----- Data rows -----

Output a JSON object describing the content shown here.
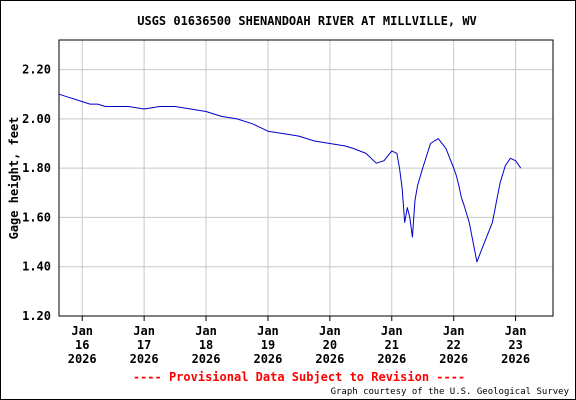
{
  "chart_data": {
    "type": "line",
    "title": "USGS 01636500 SHENANDOAH RIVER AT MILLVILLE, WV",
    "ylabel": "Gage height, feet",
    "xlabel": "",
    "ylim": [
      1.2,
      2.32
    ],
    "yticks": [
      "1.20",
      "1.40",
      "1.60",
      "1.80",
      "2.00",
      "2.20"
    ],
    "xticks": [
      {
        "line1": "Jan",
        "line2": "16",
        "line3": "2026"
      },
      {
        "line1": "Jan",
        "line2": "17",
        "line3": "2026"
      },
      {
        "line1": "Jan",
        "line2": "18",
        "line3": "2026"
      },
      {
        "line1": "Jan",
        "line2": "19",
        "line3": "2026"
      },
      {
        "line1": "Jan",
        "line2": "20",
        "line3": "2026"
      },
      {
        "line1": "Jan",
        "line2": "21",
        "line3": "2026"
      },
      {
        "line1": "Jan",
        "line2": "22",
        "line3": "2026"
      },
      {
        "line1": "Jan",
        "line2": "23",
        "line3": "2026"
      }
    ],
    "x_range": [
      "2026-01-15T15:00",
      "2026-01-23T14:30"
    ],
    "grid": true,
    "series": [
      {
        "color": "#0000cc",
        "x": [
          "2026-01-15 15:00",
          "2026-01-15 18:00",
          "2026-01-15 21:00",
          "2026-01-16 00:00",
          "2026-01-16 03:00",
          "2026-01-16 06:00",
          "2026-01-16 09:00",
          "2026-01-16 12:00",
          "2026-01-16 18:00",
          "2026-01-17 00:00",
          "2026-01-17 06:00",
          "2026-01-17 12:00",
          "2026-01-17 18:00",
          "2026-01-18 00:00",
          "2026-01-18 06:00",
          "2026-01-18 12:00",
          "2026-01-18 18:00",
          "2026-01-19 00:00",
          "2026-01-19 06:00",
          "2026-01-19 12:00",
          "2026-01-19 18:00",
          "2026-01-20 00:00",
          "2026-01-20 06:00",
          "2026-01-20 09:00",
          "2026-01-20 14:00",
          "2026-01-20 18:00",
          "2026-01-20 21:00",
          "2026-01-21 00:00",
          "2026-01-21 02:00",
          "2026-01-21 03:00",
          "2026-01-21 04:00",
          "2026-01-21 05:00",
          "2026-01-21 06:00",
          "2026-01-21 07:00",
          "2026-01-21 08:00",
          "2026-01-21 09:00",
          "2026-01-21 10:00",
          "2026-01-21 12:00",
          "2026-01-21 15:00",
          "2026-01-21 18:00",
          "2026-01-21 21:00",
          "2026-01-22 00:00",
          "2026-01-22 01:00",
          "2026-01-22 02:00",
          "2026-01-22 03:00",
          "2026-01-22 04:00",
          "2026-01-22 06:00",
          "2026-01-22 09:00",
          "2026-01-22 12:00",
          "2026-01-22 15:00",
          "2026-01-22 18:00",
          "2026-01-22 20:00",
          "2026-01-22 22:00",
          "2026-01-23 00:00",
          "2026-01-23 02:00"
        ],
        "y": [
          2.1,
          2.09,
          2.08,
          2.07,
          2.06,
          2.06,
          2.05,
          2.05,
          2.05,
          2.04,
          2.05,
          2.05,
          2.04,
          2.03,
          2.01,
          2.0,
          1.98,
          1.95,
          1.94,
          1.93,
          1.91,
          1.9,
          1.89,
          1.88,
          1.86,
          1.82,
          1.83,
          1.87,
          1.86,
          1.8,
          1.72,
          1.58,
          1.64,
          1.6,
          1.52,
          1.67,
          1.73,
          1.8,
          1.9,
          1.92,
          1.88,
          1.8,
          1.77,
          1.73,
          1.68,
          1.65,
          1.58,
          1.42,
          1.5,
          1.58,
          1.74,
          1.81,
          1.84,
          1.83,
          1.8
        ]
      }
    ]
  },
  "footer": {
    "provisional": "---- Provisional Data Subject to Revision ----",
    "credit": "Graph courtesy of the U.S. Geological Survey"
  }
}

-----

Exercise description:
Set down the material above as is, without any pictures.

Answer:
Output a JSON object describing the content shown here.
{
  "chart_data": {
    "type": "line",
    "title": "USGS 01636500 SHENANDOAH RIVER AT MILLVILLE, WV",
    "ylabel": "Gage height, feet",
    "xlabel": "",
    "ylim": [
      1.2,
      2.32
    ],
    "yticks": [
      "1.20",
      "1.40",
      "1.60",
      "1.80",
      "2.00",
      "2.20"
    ],
    "xticks": [
      {
        "line1": "Jan",
        "line2": "16",
        "line3": "2026"
      },
      {
        "line1": "Jan",
        "line2": "17",
        "line3": "2026"
      },
      {
        "line1": "Jan",
        "line2": "18",
        "line3": "2026"
      },
      {
        "line1": "Jan",
        "line2": "19",
        "line3": "2026"
      },
      {
        "line1": "Jan",
        "line2": "20",
        "line3": "2026"
      },
      {
        "line1": "Jan",
        "line2": "21",
        "line3": "2026"
      },
      {
        "line1": "Jan",
        "line2": "22",
        "line3": "2026"
      },
      {
        "line1": "Jan",
        "line2": "23",
        "line3": "2026"
      }
    ],
    "x_range": [
      "2026-01-15T15:00",
      "2026-01-23T14:30"
    ],
    "grid": true,
    "series": [
      {
        "color": "#0000cc",
        "x": [
          "2026-01-15 15:00",
          "2026-01-15 18:00",
          "2026-01-15 21:00",
          "2026-01-16 00:00",
          "2026-01-16 03:00",
          "2026-01-16 06:00",
          "2026-01-16 09:00",
          "2026-01-16 12:00",
          "2026-01-16 18:00",
          "2026-01-17 00:00",
          "2026-01-17 06:00",
          "2026-01-17 12:00",
          "2026-01-17 18:00",
          "2026-01-18 00:00",
          "2026-01-18 06:00",
          "2026-01-18 12:00",
          "2026-01-18 18:00",
          "2026-01-19 00:00",
          "2026-01-19 06:00",
          "2026-01-19 12:00",
          "2026-01-19 18:00",
          "2026-01-20 00:00",
          "2026-01-20 06:00",
          "2026-01-20 09:00",
          "2026-01-20 14:00",
          "2026-01-20 18:00",
          "2026-01-20 21:00",
          "2026-01-21 00:00",
          "2026-01-21 02:00",
          "2026-01-21 03:00",
          "2026-01-21 04:00",
          "2026-01-21 05:00",
          "2026-01-21 06:00",
          "2026-01-21 07:00",
          "2026-01-21 08:00",
          "2026-01-21 09:00",
          "2026-01-21 10:00",
          "2026-01-21 12:00",
          "2026-01-21 15:00",
          "2026-01-21 18:00",
          "2026-01-21 21:00",
          "2026-01-22 00:00",
          "2026-01-22 01:00",
          "2026-01-22 02:00",
          "2026-01-22 03:00",
          "2026-01-22 04:00",
          "2026-01-22 06:00",
          "2026-01-22 09:00",
          "2026-01-22 12:00",
          "2026-01-22 15:00",
          "2026-01-22 18:00",
          "2026-01-22 20:00",
          "2026-01-22 22:00",
          "2026-01-23 00:00",
          "2026-01-23 02:00"
        ],
        "y": [
          2.1,
          2.09,
          2.08,
          2.07,
          2.06,
          2.06,
          2.05,
          2.05,
          2.05,
          2.04,
          2.05,
          2.05,
          2.04,
          2.03,
          2.01,
          2.0,
          1.98,
          1.95,
          1.94,
          1.93,
          1.91,
          1.9,
          1.89,
          1.88,
          1.86,
          1.82,
          1.83,
          1.87,
          1.86,
          1.8,
          1.72,
          1.58,
          1.64,
          1.6,
          1.52,
          1.67,
          1.73,
          1.8,
          1.9,
          1.92,
          1.88,
          1.8,
          1.77,
          1.73,
          1.68,
          1.65,
          1.58,
          1.42,
          1.5,
          1.58,
          1.74,
          1.81,
          1.84,
          1.83,
          1.8
        ]
      }
    ]
  },
  "footer": {
    "provisional": "---- Provisional Data Subject to Revision ----",
    "credit": "Graph courtesy of the U.S. Geological Survey"
  }
}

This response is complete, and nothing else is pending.